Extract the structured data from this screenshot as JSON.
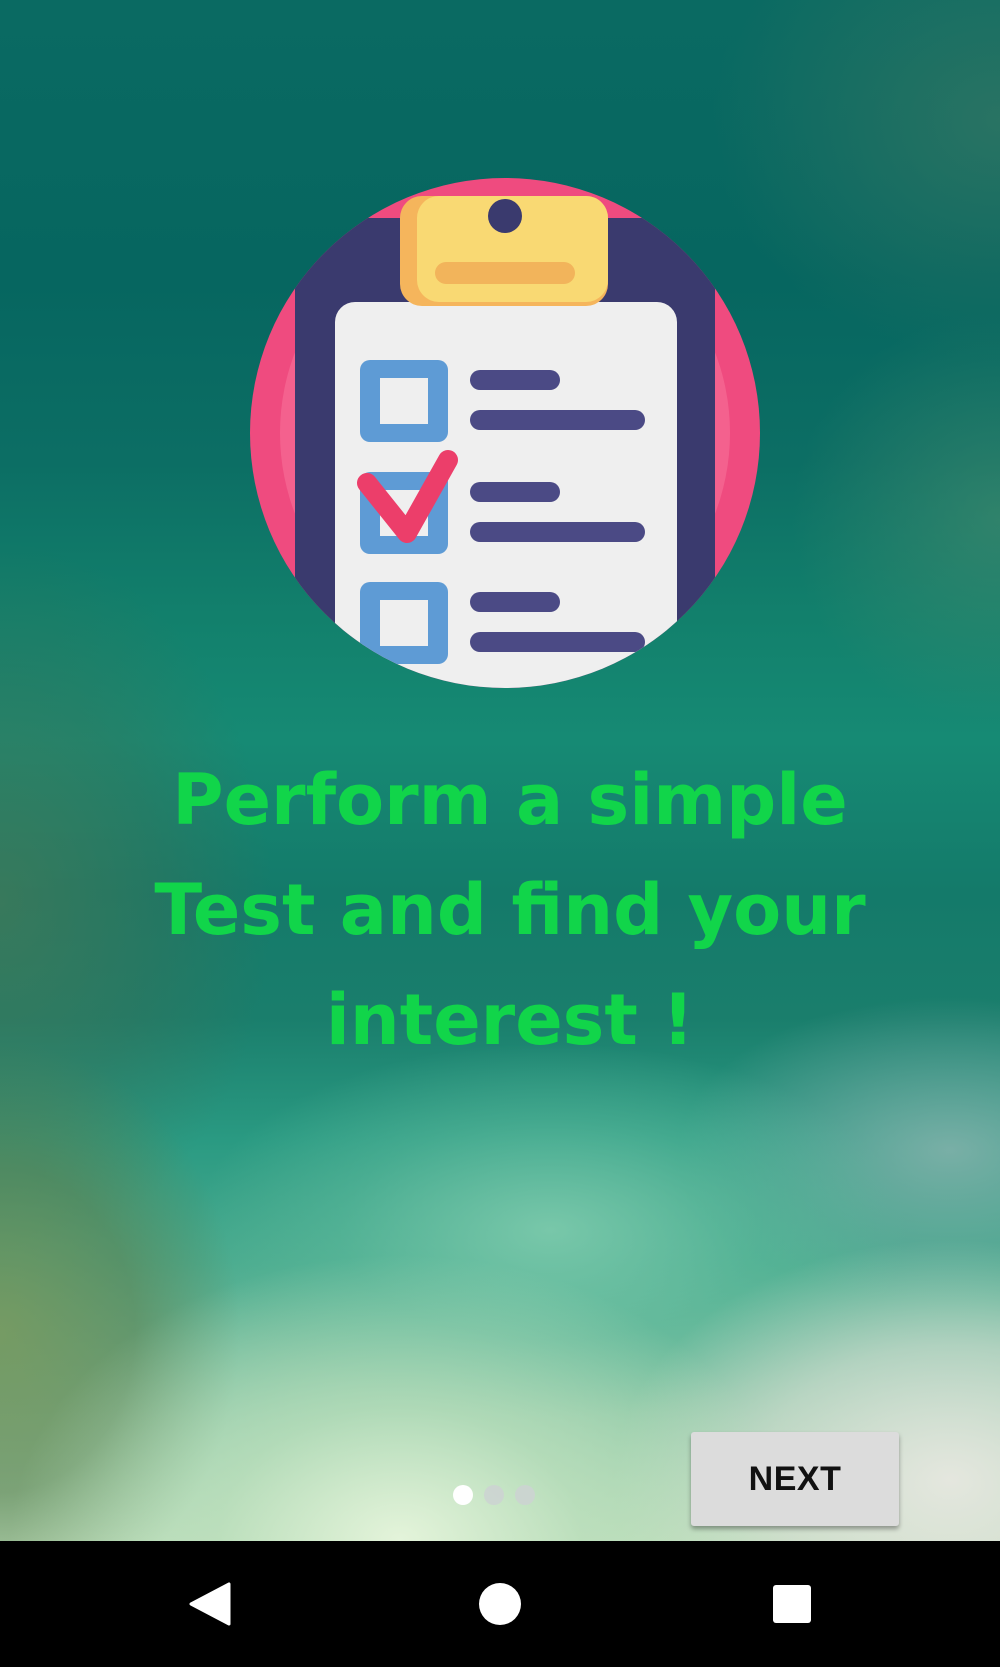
{
  "onboarding": {
    "headline": "Perform a simple Test and find your interest !",
    "next_label": "NEXT",
    "pages": 3,
    "current_page": 1
  },
  "colors": {
    "headline": "#11d54a",
    "circle": "#ef4b7f",
    "board": "#3a3a6e",
    "clip": "#f9d973",
    "checkbox": "#5e9bd5",
    "checkmark": "#ec3e6a",
    "lines": "#4b4a85"
  },
  "icons": {
    "illustration": "clipboard-checklist-icon",
    "back": "back-triangle-icon",
    "home": "home-circle-icon",
    "recents": "recents-square-icon"
  }
}
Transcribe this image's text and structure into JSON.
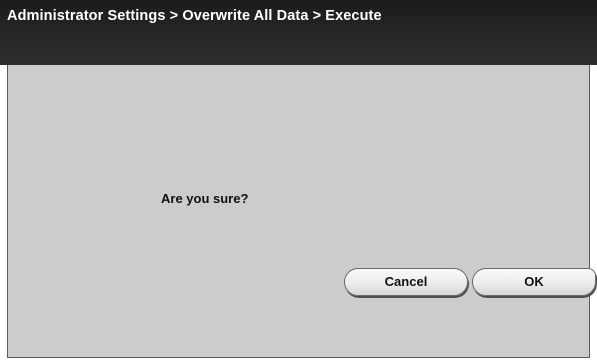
{
  "header": {
    "breadcrumb": "Administrator Settings > Overwrite All Data > Execute"
  },
  "dialog": {
    "message": "Are you sure?"
  },
  "buttons": {
    "cancel_label": "Cancel",
    "ok_label": "OK"
  },
  "colors": {
    "header_background": "#262626",
    "panel_background": "#cccccc",
    "text_light": "#ffffff",
    "text_dark": "#111111"
  }
}
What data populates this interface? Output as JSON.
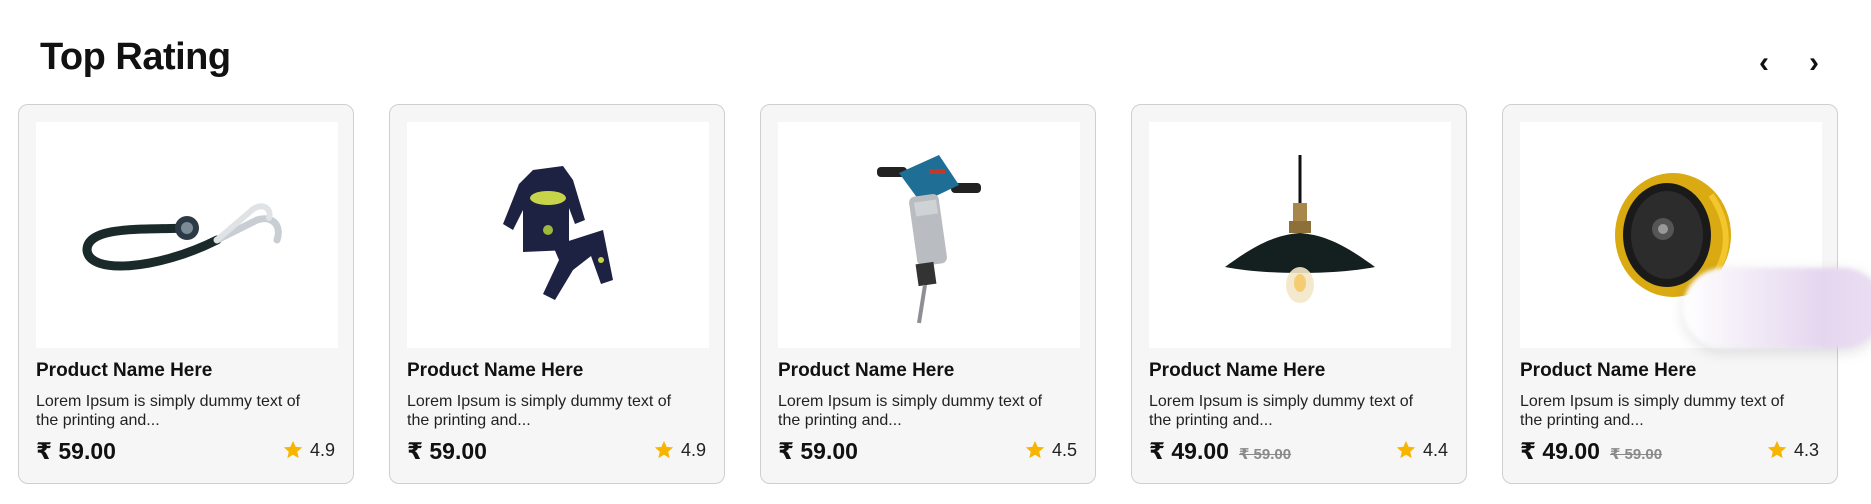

+++

**What to work on:** Leave images out of the retyped records; keep all else exact.

**Result for this task:**
Extract the structured data from this screenshot as JSON.
{
  "onboarding": {
    "headline": "Perform a simple Test and find your interest !",
    "next_label": "NEXT",
    "pages": 3,
    "current_page": 1
  },
  "colors": {
    "headline": "#11d54a",
    "circle": "#ef4b7f",
    "board": "#3a3a6e",
    "clip": "#f9d973",
    "checkbox": "#5e9bd5",
    "checkmark": "#ec3e6a",
    "lines": "#4b4a85"
  },
  "icons": {
    "illustration": "clipboard-checklist-icon",
    "back": "back-triangle-icon",
    "home": "home-circle-icon",
    "recents": "recents-square-icon"
  }
}
Transcribe this image's text and structure into JSON.
{
  "header": {
    "breadcrumb": "Administrator Settings > Overwrite All Data > Execute"
  },
  "dialog": {
    "message": "Are you sure?"
  },
  "buttons": {
    "cancel_label": "Cancel",
    "ok_label": "OK"
  },
  "colors": {
    "header_background": "#262626",
    "panel_background": "#cccccc",
    "text_light": "#ffffff",
    "text_dark": "#111111"
  }
}
What data populates this interface? Output as JSON.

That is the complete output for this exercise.